__TO BE DONE__
Without the pictures, write out all the lines below exactly as they appear.

[Items listed in a dataset]
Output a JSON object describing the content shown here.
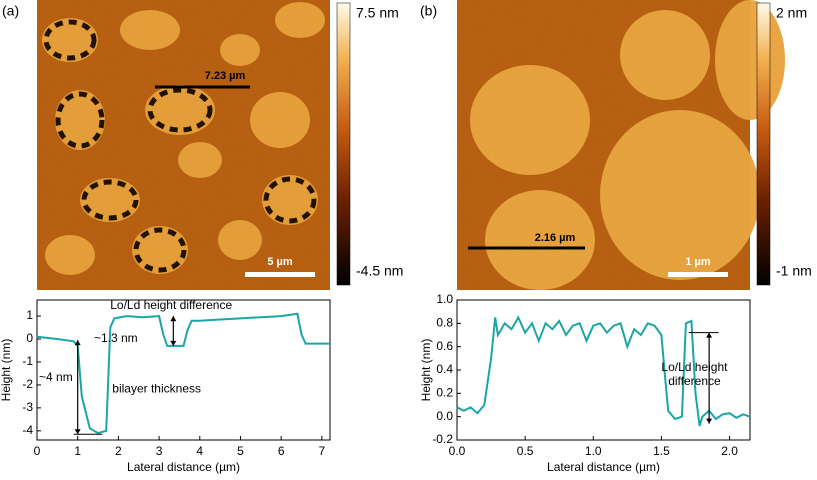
{
  "images": [
    {
      "label": "(a)",
      "scale_bar": "5 µm",
      "line_label": "7.23 µm",
      "colorbar_max": "7.5 nm",
      "colorbar_min": "-4.5 nm"
    },
    {
      "label": "(b)",
      "scale_bar": "1 µm",
      "line_label": "2.16 µm",
      "colorbar_max": "2 nm",
      "colorbar_min": "-1 nm"
    }
  ],
  "chart_data": [
    {
      "type": "line",
      "xlabel": "Lateral distance (µm)",
      "ylabel": "Height (nm)",
      "annotations": [
        "Lo/Ld height difference",
        "~1.3 nm",
        "~4 nm",
        "bilayer thickness"
      ],
      "xlim": [
        0,
        7.2
      ],
      "xticks": [
        0,
        1,
        2,
        3,
        4,
        5,
        6,
        7
      ],
      "ylim": [
        -4.4,
        1.7
      ],
      "yticks": [
        -4,
        -3,
        -2,
        -1,
        0,
        1
      ],
      "series": [
        {
          "color": "#1ba5a5",
          "x": [
            0,
            0.5,
            0.9,
            1.0,
            1.1,
            1.3,
            1.5,
            1.7,
            1.8,
            1.9,
            2.2,
            2.6,
            3.0,
            3.1,
            3.2,
            3.4,
            3.6,
            3.7,
            3.8,
            4.0,
            4.5,
            5.0,
            5.5,
            6.0,
            6.4,
            6.5,
            6.6,
            7.0,
            7.2
          ],
          "values": [
            0.1,
            0.0,
            -0.1,
            -0.3,
            -2.5,
            -3.9,
            -4.1,
            -4.0,
            0.5,
            0.9,
            1.0,
            0.95,
            1.0,
            0.2,
            -0.3,
            -0.3,
            -0.3,
            0.4,
            0.8,
            0.8,
            0.85,
            0.9,
            0.95,
            1.0,
            1.1,
            0.2,
            -0.2,
            -0.2,
            -0.2
          ]
        }
      ]
    },
    {
      "type": "line",
      "xlabel": "Lateral distance (µm)",
      "ylabel": "Height (nm)",
      "annotations": [
        "Lo/Ld height",
        "difference"
      ],
      "xlim": [
        0,
        2.15
      ],
      "xticks": [
        {
          "value": 0,
          "label": "0.0"
        },
        0.5,
        {
          "value": 1,
          "label": "1.0"
        },
        1.5,
        {
          "value": 2,
          "label": "2.0"
        }
      ],
      "ylim": [
        -0.2,
        1.0
      ],
      "yticks": [
        -0.2,
        {
          "value": 0,
          "label": "0.0"
        },
        0.2,
        0.4,
        0.6,
        0.8,
        {
          "value": 1,
          "label": "1.0"
        }
      ],
      "series": [
        {
          "color": "#1ba5a5",
          "x": [
            0,
            0.05,
            0.1,
            0.15,
            0.2,
            0.25,
            0.28,
            0.3,
            0.35,
            0.4,
            0.45,
            0.5,
            0.55,
            0.6,
            0.65,
            0.7,
            0.75,
            0.8,
            0.85,
            0.9,
            0.95,
            1.0,
            1.05,
            1.1,
            1.15,
            1.2,
            1.25,
            1.3,
            1.35,
            1.4,
            1.45,
            1.5,
            1.53,
            1.55,
            1.6,
            1.65,
            1.68,
            1.72,
            1.75,
            1.78,
            1.8,
            1.85,
            1.9,
            1.95,
            2.0,
            2.05,
            2.1,
            2.15
          ],
          "values": [
            0.08,
            0.05,
            0.08,
            0.03,
            0.1,
            0.5,
            0.85,
            0.7,
            0.8,
            0.75,
            0.85,
            0.72,
            0.8,
            0.65,
            0.8,
            0.75,
            0.82,
            0.7,
            0.78,
            0.8,
            0.65,
            0.78,
            0.8,
            0.72,
            0.78,
            0.8,
            0.6,
            0.75,
            0.7,
            0.8,
            0.78,
            0.7,
            0.3,
            0.05,
            -0.02,
            0.0,
            0.8,
            0.82,
            0.2,
            -0.08,
            0.0,
            0.05,
            -0.02,
            0.02,
            0.03,
            -0.01,
            0.02,
            0.0
          ]
        }
      ]
    }
  ]
}
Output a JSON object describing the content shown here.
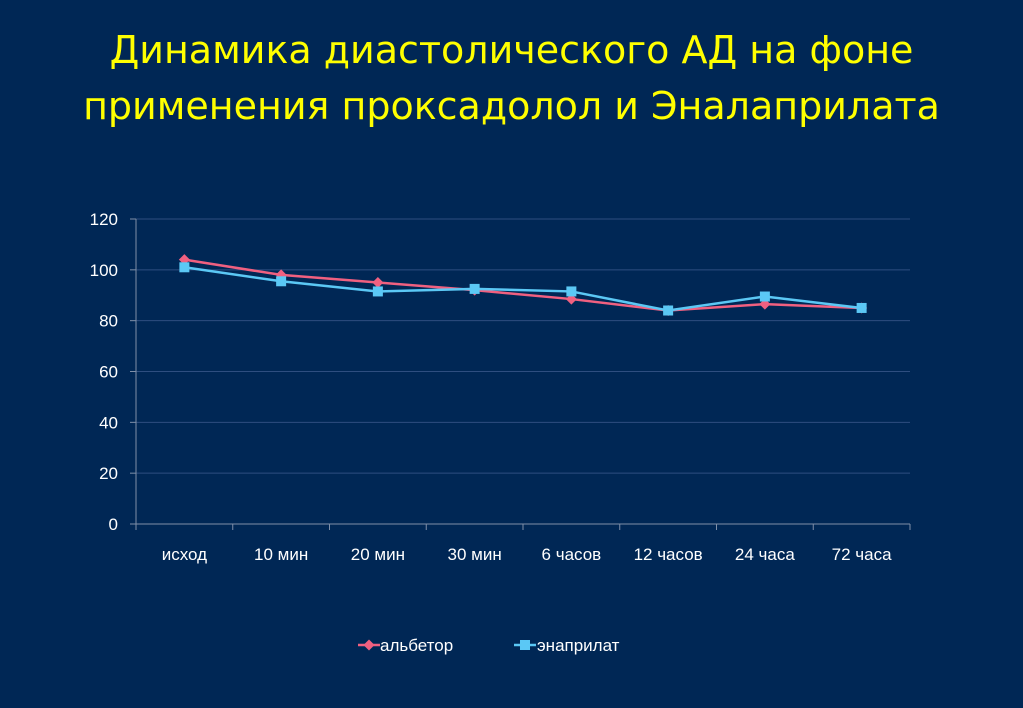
{
  "title_line1": "Динамика диастолического АД на фоне",
  "title_line2": "применения проксадолол и Эналаприлата",
  "colors": {
    "background": "#002755",
    "title": "#FFFF00",
    "text": "#FFFFFF",
    "grid": "#2E4E80",
    "series1": "#F06080",
    "series2": "#5BC8F5"
  },
  "chart_data": {
    "type": "line",
    "categories": [
      "исход",
      "10 мин",
      "20 мин",
      "30 мин",
      "6 часов",
      "12 часов",
      "24 часа",
      "72 часа"
    ],
    "series": [
      {
        "name": "альбетор",
        "marker": "diamond",
        "values": [
          104,
          98,
          95,
          92,
          88.5,
          84,
          86.5,
          85
        ]
      },
      {
        "name": "энаприлат",
        "marker": "square",
        "values": [
          101,
          95.5,
          91.5,
          92.5,
          91.5,
          84,
          89.5,
          85
        ]
      }
    ],
    "ylim": [
      0,
      120
    ],
    "yticks": [
      0,
      20,
      40,
      60,
      80,
      100,
      120
    ],
    "grid": true,
    "legend": "bottom"
  }
}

__WRITTEN ANSWER__
Output a JSON object describing the content shown here.
{
  "images": [
    {
      "label": "(a)",
      "scale_bar": "5 µm",
      "line_label": "7.23 µm",
      "colorbar_max": "7.5 nm",
      "colorbar_min": "-4.5 nm"
    },
    {
      "label": "(b)",
      "scale_bar": "1 µm",
      "line_label": "2.16 µm",
      "colorbar_max": "2 nm",
      "colorbar_min": "-1 nm"
    }
  ],
  "chart_data": [
    {
      "type": "line",
      "xlabel": "Lateral distance (µm)",
      "ylabel": "Height (nm)",
      "annotations": [
        "Lo/Ld height difference",
        "~1.3 nm",
        "~4 nm",
        "bilayer thickness"
      ],
      "xlim": [
        0,
        7.2
      ],
      "xticks": [
        0,
        1,
        2,
        3,
        4,
        5,
        6,
        7
      ],
      "ylim": [
        -4.4,
        1.7
      ],
      "yticks": [
        -4,
        -3,
        -2,
        -1,
        0,
        1
      ],
      "series": [
        {
          "color": "#1ba5a5",
          "x": [
            0,
            0.5,
            0.9,
            1.0,
            1.1,
            1.3,
            1.5,
            1.7,
            1.8,
            1.9,
            2.2,
            2.6,
            3.0,
            3.1,
            3.2,
            3.4,
            3.6,
            3.7,
            3.8,
            4.0,
            4.5,
            5.0,
            5.5,
            6.0,
            6.4,
            6.5,
            6.6,
            7.0,
            7.2
          ],
          "values": [
            0.1,
            0.0,
            -0.1,
            -0.3,
            -2.5,
            -3.9,
            -4.1,
            -4.0,
            0.5,
            0.9,
            1.0,
            0.95,
            1.0,
            0.2,
            -0.3,
            -0.3,
            -0.3,
            0.4,
            0.8,
            0.8,
            0.85,
            0.9,
            0.95,
            1.0,
            1.1,
            0.2,
            -0.2,
            -0.2,
            -0.2
          ]
        }
      ]
    },
    {
      "type": "line",
      "xlabel": "Lateral distance (µm)",
      "ylabel": "Height (nm)",
      "annotations": [
        "Lo/Ld height",
        "difference"
      ],
      "xlim": [
        0,
        2.15
      ],
      "xticks": [
        {
          "value": 0,
          "label": "0.0"
        },
        0.5,
        {
          "value": 1,
          "label": "1.0"
        },
        1.5,
        {
          "value": 2,
          "label": "2.0"
        }
      ],
      "ylim": [
        -0.2,
        1.0
      ],
      "yticks": [
        -0.2,
        {
          "value": 0,
          "label": "0.0"
        },
        0.2,
        0.4,
        0.6,
        0.8,
        {
          "value": 1,
          "label": "1.0"
        }
      ],
      "series": [
        {
          "color": "#1ba5a5",
          "x": [
            0,
            0.05,
            0.1,
            0.15,
            0.2,
            0.25,
            0.28,
            0.3,
            0.35,
            0.4,
            0.45,
            0.5,
            0.55,
            0.6,
            0.65,
            0.7,
            0.75,
            0.8,
            0.85,
            0.9,
            0.95,
            1.0,
            1.05,
            1.1,
            1.15,
            1.2,
            1.25,
            1.3,
            1.35,
            1.4,
            1.45,
            1.5,
            1.53,
            1.55,
            1.6,
            1.65,
            1.68,
            1.72,
            1.75,
            1.78,
            1.8,
            1.85,
            1.9,
            1.95,
            2.0,
            2.05,
            2.1,
            2.15
          ],
          "values": [
            0.08,
            0.05,
            0.08,
            0.03,
            0.1,
            0.5,
            0.85,
            0.7,
            0.8,
            0.75,
            0.85,
            0.72,
            0.8,
            0.65,
            0.8,
            0.75,
            0.82,
            0.7,
            0.78,
            0.8,
            0.65,
            0.78,
            0.8,
            0.72,
            0.78,
            0.8,
            0.6,
            0.75,
            0.7,
            0.8,
            0.78,
            0.7,
            0.3,
            0.05,
            -0.02,
            0.0,
            0.8,
            0.82,
            0.2,
            -0.08,
            0.0,
            0.05,
            -0.02,
            0.02,
            0.03,
            -0.01,
            0.02,
            0.0
          ]
        }
      ]
    }
  ]
}
Output a JSON object describing the content shown here.
{
  "title_line1": "Динамика диастолического АД на фоне",
  "title_line2": "применения проксадолол и Эналаприлата",
  "colors": {
    "background": "#002755",
    "title": "#FFFF00",
    "text": "#FFFFFF",
    "grid": "#2E4E80",
    "series1": "#F06080",
    "series2": "#5BC8F5"
  },
  "chart_data": {
    "type": "line",
    "categories": [
      "исход",
      "10 мин",
      "20 мин",
      "30 мин",
      "6 часов",
      "12 часов",
      "24 часа",
      "72 часа"
    ],
    "series": [
      {
        "name": "альбетор",
        "marker": "diamond",
        "values": [
          104,
          98,
          95,
          92,
          88.5,
          84,
          86.5,
          85
        ]
      },
      {
        "name": "энаприлат",
        "marker": "square",
        "values": [
          101,
          95.5,
          91.5,
          92.5,
          91.5,
          84,
          89.5,
          85
        ]
      }
    ],
    "ylim": [
      0,
      120
    ],
    "yticks": [
      0,
      20,
      40,
      60,
      80,
      100,
      120
    ],
    "grid": true,
    "legend": "bottom"
  }
}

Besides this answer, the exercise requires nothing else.